Saved data entries
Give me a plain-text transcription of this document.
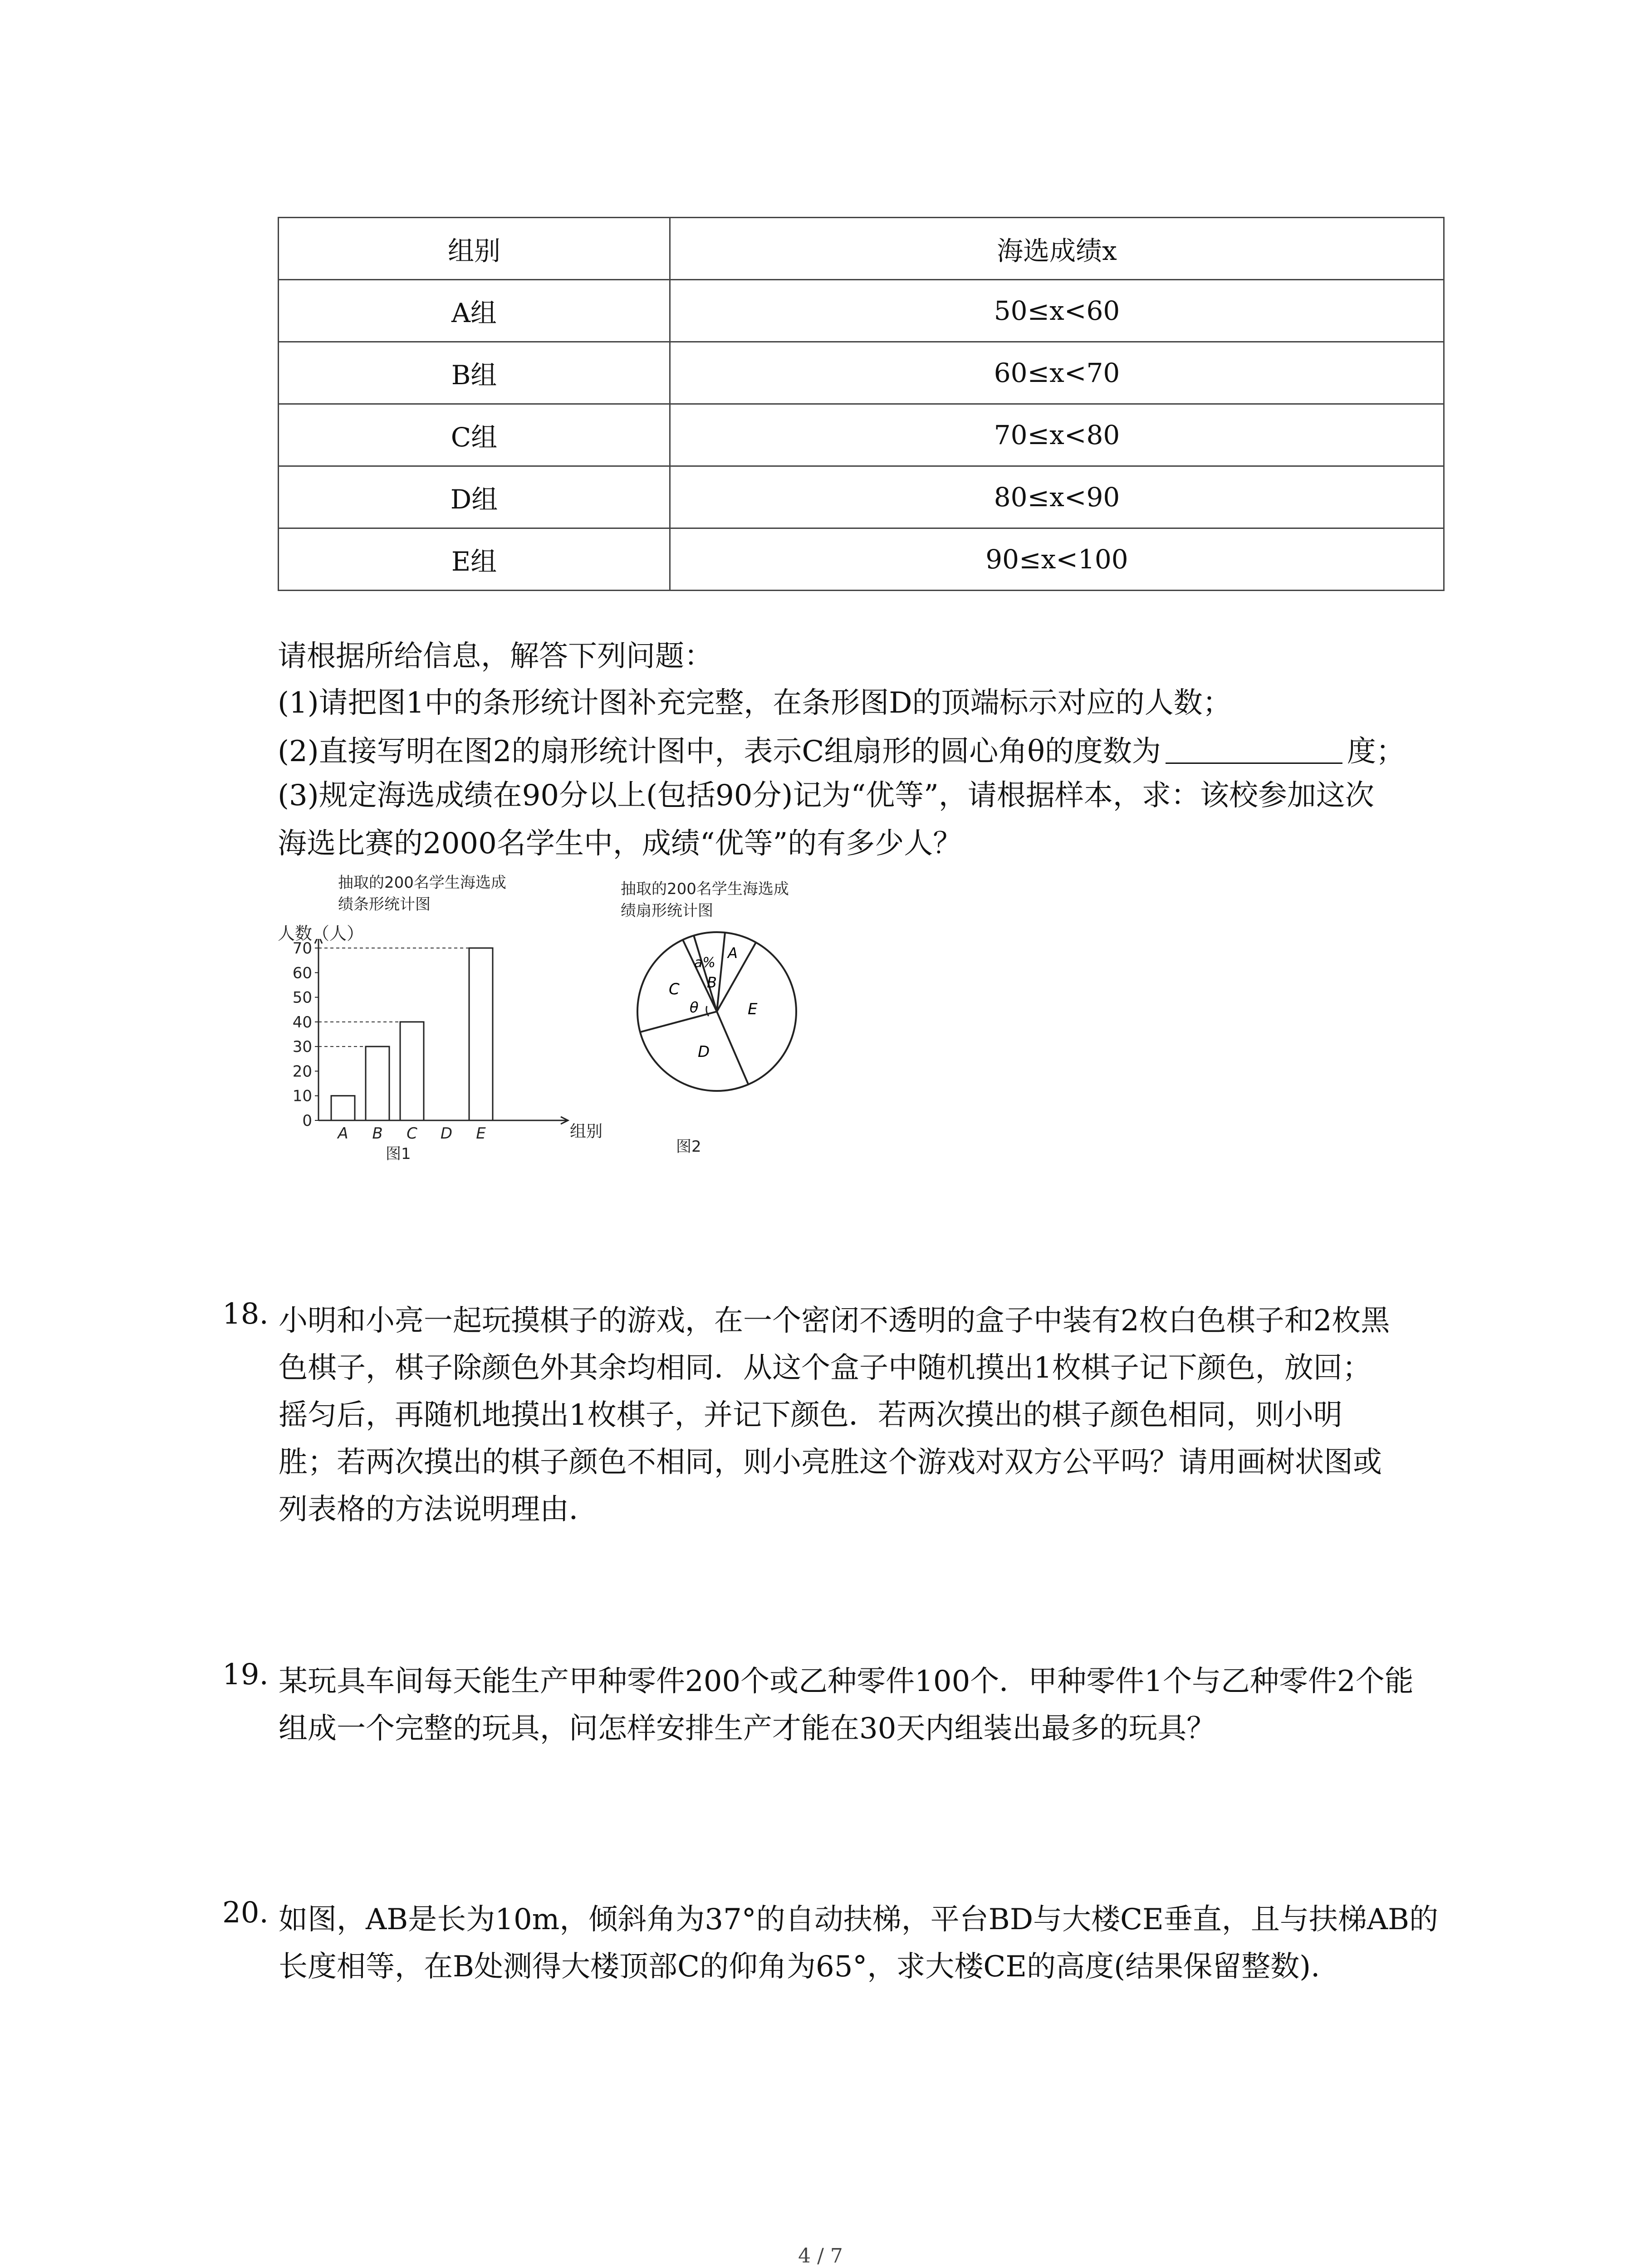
组别	海选成绩x
A组	50≤x<60
B组	60≤x<70
C组	70≤x<80
D组	80≤x<90
E组	90≤x<100
请根据所给信息，解答下列问题：
(1)请把图1中的条形统计图补充完整，在条形图D的顶端标示对应的人数；
(2)直接写明在图2的扇形统计图中，表示C组扇形的圆心角θ的度数为	度；
(3)规定海选成绩在90分以上(包括90分)记为“优等”，请根据样本，求：该校参加这次
海选比赛的2000名学生中，成绩“优等”的有多少人？
抽取的200名学生海选成
绩条形统计图
人数（人）
图1
0
10
20
30
40
50
60
70
A B C D E	组别
抽取的200名学生海选成
绩扇形统计图
图2
a%
B
A
C
θ	E
D
18. 小明和小亮一起玩摸棋子的游戏，在一个密闭不透明的盒子中装有2枚白色棋子和2枚黑
色棋子，棋子除颜色外其余均相同．从这个盒子中随机摸出1枚棋子记下颜色，放回；
摇匀后，再随机地摸出1枚棋子，并记下颜色．若两次摸出的棋子颜色相同，则小明
胜；若两次摸出的棋子颜色不相同，则小亮胜这个游戏对双方公平吗？请用画树状图或
列表格的方法说明理由．
19. 某玩具车间每天能生产甲种零件200个或乙种零件100个．甲种零件1个与乙种零件2个能
组成一个完整的玩具，问怎样安排生产才能在30天内组装出最多的玩具？
20. 如图，AB是长为10m，倾斜角为37°的自动扶梯，平台BD与大楼CE垂直，且与扶梯AB的
长度相等，在B处测得大楼顶部C的仰角为65°，求大楼CE的高度(结果保留整数).
4 / 7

## What to work on
Make an exact copy of the records shown above, without the pictures.

## Result
Give me a plain-text transcription of this document.
组别	海选成绩x
A组	50≤x<60
B组	60≤x<70
C组	70≤x<80
D组	80≤x<90
E组	90≤x<100
请根据所给信息，解答下列问题：
(1)请把图1中的条形统计图补充完整，在条形图D的顶端标示对应的人数；
(2)直接写明在图2的扇形统计图中，表示C组扇形的圆心角θ的度数为	度；
(3)规定海选成绩在90分以上(包括90分)记为“优等”，请根据样本，求：该校参加这次
海选比赛的2000名学生中，成绩“优等”的有多少人？
抽取的200名学生海选成
绩条形统计图
人数（人）
图1
0
10
20
30
40
50
60
70
A B C D E	组别
抽取的200名学生海选成
绩扇形统计图
图2
a%
B
A
C
θ	E
D
18. 小明和小亮一起玩摸棋子的游戏，在一个密闭不透明的盒子中装有2枚白色棋子和2枚黑
色棋子，棋子除颜色外其余均相同．从这个盒子中随机摸出1枚棋子记下颜色，放回；
摇匀后，再随机地摸出1枚棋子，并记下颜色．若两次摸出的棋子颜色相同，则小明
胜；若两次摸出的棋子颜色不相同，则小亮胜这个游戏对双方公平吗？请用画树状图或
列表格的方法说明理由．
19. 某玩具车间每天能生产甲种零件200个或乙种零件100个．甲种零件1个与乙种零件2个能
组成一个完整的玩具，问怎样安排生产才能在30天内组装出最多的玩具？
20. 如图，AB是长为10m，倾斜角为37°的自动扶梯，平台BD与大楼CE垂直，且与扶梯AB的
长度相等，在B处测得大楼顶部C的仰角为65°，求大楼CE的高度(结果保留整数).
4 / 7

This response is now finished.